#### Selected text
Sanders seems leery of talking about foreign policy unless he absolutely has to.
Bernie Sanders press club

Conor Friedersdorf wonders why Sanders’ better foreign policy judgment hasn’t mattered very much so far:

Bernie Sanders has exhibited much better foreign-policy judgment than Hillary Clinton. Yet for some reason, that’s made little difference so far in the Democratic primary race.

There are a few reasons why Sanders hasn’t been able to use this to his advantage, but probably the biggest one is that Sanders seems leery of talking about foreign policy unless he absolutely has to. For instance, Sanders has been promising to deliver a foreign policy speech for months, but he has no intention of giving it before voting starts on Monday:

With time running out before Monday’s Iowa caucuses, an aide confirmed Friday that presidential hopeful Bernie Sanders has no plans to deliver a previously advertised speech on foreign policy before the first votes are cast in the Democratic race.
########
#### Source excerpt
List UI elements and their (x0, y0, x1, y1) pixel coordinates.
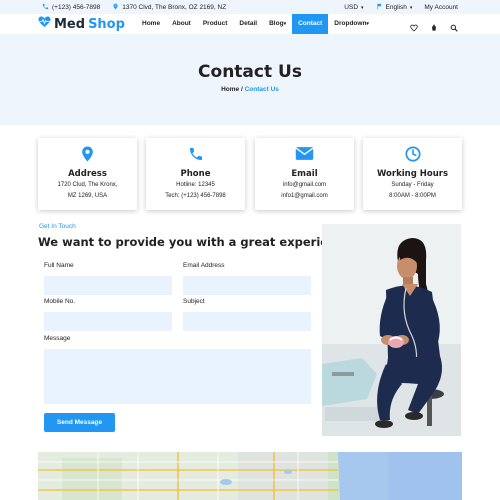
########
→ **What you will do**
1. According to the text about Bernie Sanders and foreign policy, what has Sanders been promising to deliver for months?
2. Write a continuation of the text about Bernie Sanders and foreign policy, starting after its final sentence.
The listing has no connection to the text about Bernie Sanders and foreign policy.

→ **Answers per task**
1. A foreign policy speech.

2.
This may make sense for Sanders for now. His campaign has done as well as it has to date by emphasizing domestic issues, and like most Americans almost all Democratic and independent voters are much more interested in those issues than they are in foreign policy. For her part, Clinton has been trying to obscure her hawkish record, and so her record of bad judgment may not be as visible as it was in 2007-08. Sanders’ rising poll numbers have already caused Clinton and her supporters to overreach and remind Democrats of Clinton’s poor judgment when they launched an attack on Sanders for supposedly being too “soft” on Iran. Maybe Sanders thinks Clinton will discredit herself as the campaign continues. More likely, he wants to fight the campaign primarily on domestic issues because that’s what he cares about most and that’s where his greatest strengths with Democratic voters are.

Besides, except for hitting Clinton on her Iraq war vote, Sanders doesn’t really have that much he can say against her. Clinton favors a more aggressive policy in Syria than Sanders, but Sanders has repeatedly endorsed Obama’s policy in the war on ISIS and has acquiesced in the waging of an illegal war in Iraq and Syria. Sanders is constrained in what he can say against Clinton on some of these issues because many of the strongest criticisms of her that can be made require criticism of Obama as well, and attacking Obama isn’t popular with most Democratic voters.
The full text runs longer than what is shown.